Set exercise: Every line of the listing must be reproduced as it stands. Leave the images behind.

Data lines:
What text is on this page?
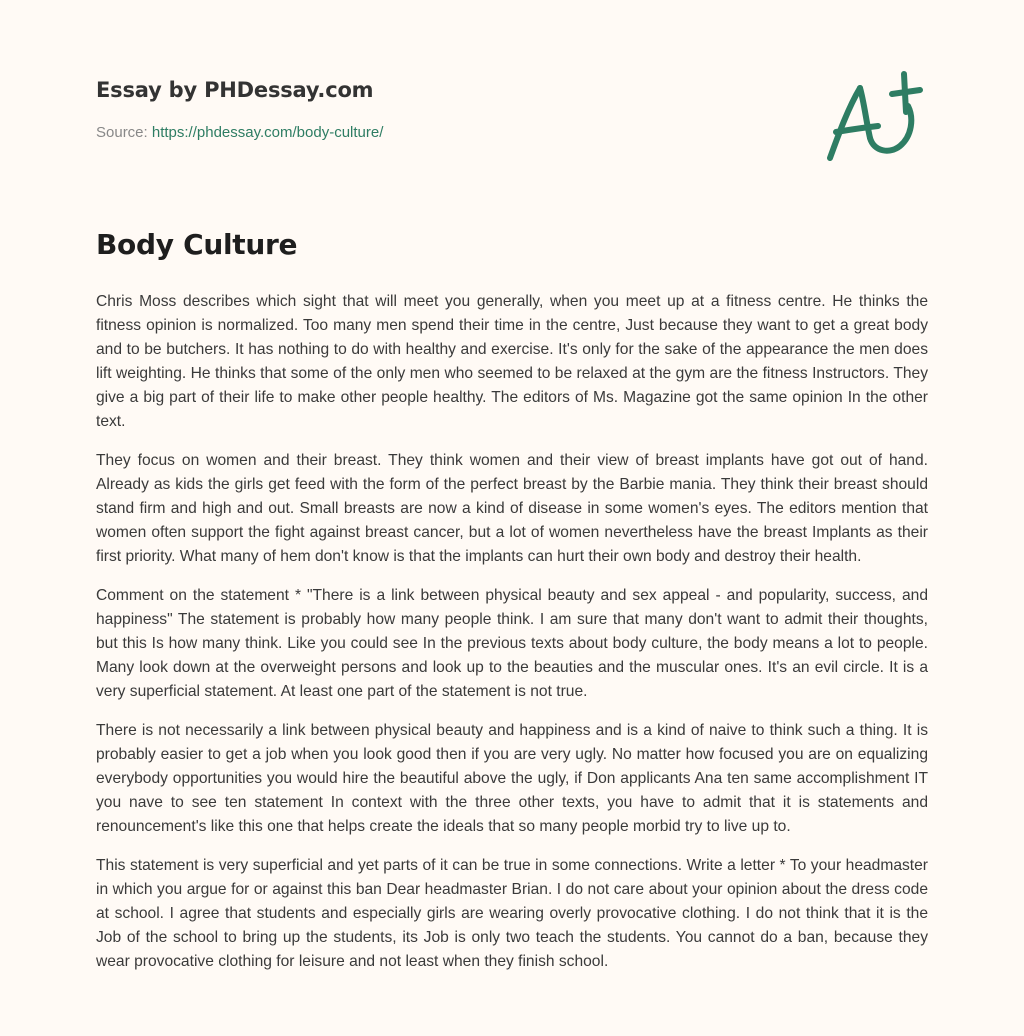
Essay by PHDessay.com
Source: https://phdessay.com/body-culture/
Body Culture

Chris Moss describes which sight that will meet you generally, when you meet up at a fitness centre. He thinks the fitness opinion is normalized. Too many men spend their time in the centre, Just because they want to get a great body and to be butchers. It has nothing to do with healthy and exercise. It's only for the sake of the appearance the men does lift weighting. He thinks that some of the only men who seemed to be relaxed at the gym are the fitness Instructors. They give a big part of their life to make other people healthy. The editors of Ms. Magazine got the same opinion In the other text.

They focus on women and their breast. They think women and their view of breast implants have got out of hand. Already as kids the girls get feed with the form of the perfect breast by the Barbie mania. They think their breast should stand firm and high and out. Small breasts are now a kind of disease in some women's eyes. The editors mention that women often support the fight against breast cancer, but a lot of women nevertheless have the breast Implants as their first priority. What many of hem don't know is that the implants can hurt their own body and destroy their health.

Comment on the statement * "There is a link between physical beauty and sex appeal - and popularity, success, and happiness" The statement is probably how many people think. I am sure that many don't want to admit their thoughts, but this Is how many think. Like you could see In the previous texts about body culture, the body means a lot to people. Many look down at the overweight persons and look up to the beauties and the muscular ones. It's an evil circle. It is a very superficial statement. At least one part of the statement is not true.

There is not necessarily a link between physical beauty and happiness and is a kind of naive to think such a thing. It is probably easier to get a job when you look good then if you are very ugly. No matter how focused you are on equalizing everybody opportunities you would hire the beautiful above the ugly, if Don applicants Ana ten same accomplishment IT you nave to see ten statement In context with the three other texts, you have to admit that it is statements and renouncement's like this one that helps create the ideals that so many people morbid try to live up to.

This statement is very superficial and yet parts of it can be true in some connections. Write a letter * To your headmaster in which you argue for or against this ban Dear headmaster Brian. I do not care about your opinion about the dress code at school. I agree that students and especially girls are wearing overly provocative clothing. I do not think that it is the Job of the school to bring up the students, its Job is only two teach the students. You cannot do a ban, because they wear provocative clothing for leisure and not least when they finish school.
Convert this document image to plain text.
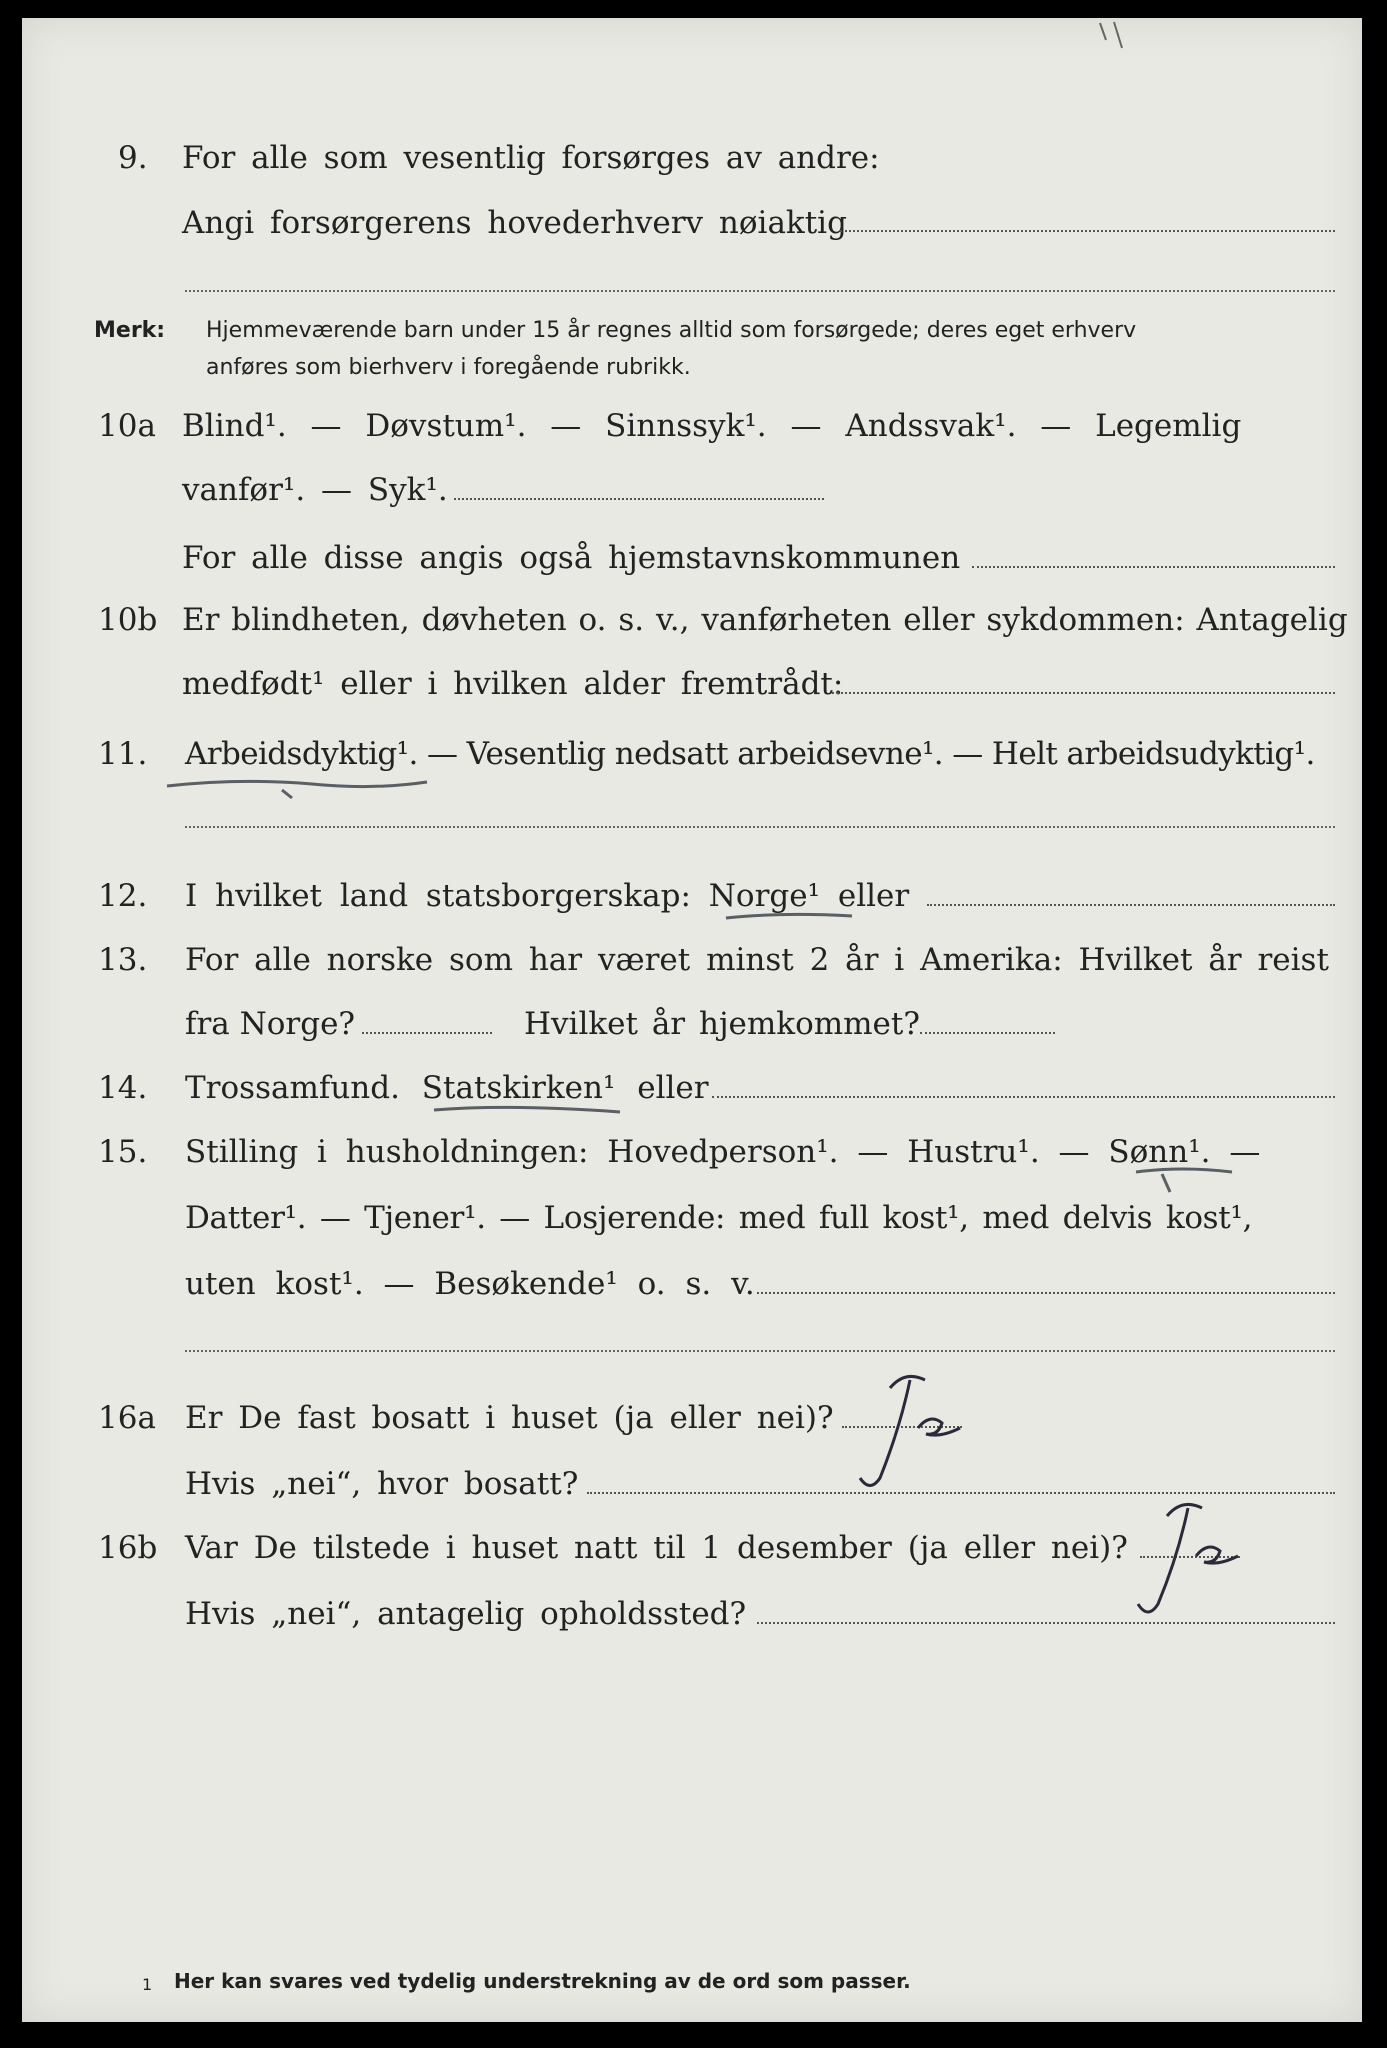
9. For alle som vesentlig forsørges av andre:
Angi forsørgerens hovederhverv nøiaktig
Merk: Hjemmeværende barn under 15 år regnes alltid som forsørgede; deres eget erhverv
anføres som bierhverv i foregående rubrikk.
10a Blind¹. — Døvstum¹. — Sinnssyk¹. — Andssvak¹. — Legemlig
vanfør¹. — Syk¹.
For alle disse angis også hjemstavnskommunen
10b Er blindheten, døvheten o. s. v., vanførheten eller sykdommen: Antagelig
medfødt¹ eller i hvilken alder fremtrådt:
11. Arbeidsdyktig¹. — Vesentlig nedsatt arbeidsevne¹. — Helt arbeidsudyktig¹.
12. I hvilket land statsborgerskap: Norge¹ eller
13. For alle norske som har været minst 2 år i Amerika: Hvilket år reist
fra Norge?	Hvilket år hjemkommet?
14. Trossamfund. Statskirken¹ eller
15. Stilling i husholdningen: Hovedperson¹. — Hustru¹. — Sønn¹. —
Datter¹. — Tjener¹. — Losjerende: med full kost¹, med delvis kost¹,
uten kost¹. — Besøkende¹ o. s. v.
16a Er De fast bosatt i huset (ja eller nei)?
Hvis „nei“, hvor bosatt?
16b Var De tilstede i huset natt til 1 desember (ja eller nei)?
Hvis „nei“, antagelig opholdssted?
1 Her kan svares ved tydelig understrekning av de ord som passer.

Worked solution:
What text is on this page?
Essay by PHDessay.com
Source: https://phdessay.com/body-culture/
Body Culture

Chris Moss describes which sight that will meet you generally, when you meet up at a fitness centre. He thinks the fitness opinion is normalized. Too many men spend their time in the centre, Just because they want to get a great body and to be butchers. It has nothing to do with healthy and exercise. It's only for the sake of the appearance the men does lift weighting. He thinks that some of the only men who seemed to be relaxed at the gym are the fitness Instructors. They give a big part of their life to make other people healthy. The editors of Ms. Magazine got the same opinion In the other text.

They focus on women and their breast. They think women and their view of breast implants have got out of hand. Already as kids the girls get feed with the form of the perfect breast by the Barbie mania. They think their breast should stand firm and high and out. Small breasts are now a kind of disease in some women's eyes. The editors mention that women often support the fight against breast cancer, but a lot of women nevertheless have the breast Implants as their first priority. What many of hem don't know is that the implants can hurt their own body and destroy their health.

Comment on the statement * "There is a link between physical beauty and sex appeal - and popularity, success, and happiness" The statement is probably how many people think. I am sure that many don't want to admit their thoughts, but this Is how many think. Like you could see In the previous texts about body culture, the body means a lot to people. Many look down at the overweight persons and look up to the beauties and the muscular ones. It's an evil circle. It is a very superficial statement. At least one part of the statement is not true.

There is not necessarily a link between physical beauty and happiness and is a kind of naive to think such a thing. It is probably easier to get a job when you look good then if you are very ugly. No matter how focused you are on equalizing everybody opportunities you would hire the beautiful above the ugly, if Don applicants Ana ten same accomplishment IT you nave to see ten statement In context with the three other texts, you have to admit that it is statements and renouncement's like this one that helps create the ideals that so many people morbid try to live up to.

This statement is very superficial and yet parts of it can be true in some connections. Write a letter * To your headmaster in which you argue for or against this ban Dear headmaster Brian. I do not care about your opinion about the dress code at school. I agree that students and especially girls are wearing overly provocative clothing. I do not think that it is the Job of the school to bring up the students, its Job is only two teach the students. You cannot do a ban, because they wear provocative clothing for leisure and not least when they finish school.
Convert this document image to plain text.
9. For alle som vesentlig forsørges av andre:
Angi forsørgerens hovederhverv nøiaktig
Merk: Hjemmeværende barn under 15 år regnes alltid som forsørgede; deres eget erhverv
anføres som bierhverv i foregående rubrikk.
10a Blind¹. — Døvstum¹. — Sinnssyk¹. — Andssvak¹. — Legemlig
vanfør¹. — Syk¹.
For alle disse angis også hjemstavnskommunen
10b Er blindheten, døvheten o. s. v., vanførheten eller sykdommen: Antagelig
medfødt¹ eller i hvilken alder fremtrådt:
11. Arbeidsdyktig¹. — Vesentlig nedsatt arbeidsevne¹. — Helt arbeidsudyktig¹.
12. I hvilket land statsborgerskap: Norge¹ eller
13. For alle norske som har været minst 2 år i Amerika: Hvilket år reist
fra Norge?	Hvilket år hjemkommet?
14. Trossamfund. Statskirken¹ eller
15. Stilling i husholdningen: Hovedperson¹. — Hustru¹. — Sønn¹. —
Datter¹. — Tjener¹. — Losjerende: med full kost¹, med delvis kost¹,
uten kost¹. — Besøkende¹ o. s. v.
16a Er De fast bosatt i huset (ja eller nei)?
Hvis „nei“, hvor bosatt?
16b Var De tilstede i huset natt til 1 desember (ja eller nei)?
Hvis „nei“, antagelig opholdssted?
1 Her kan svares ved tydelig understrekning av de ord som passer.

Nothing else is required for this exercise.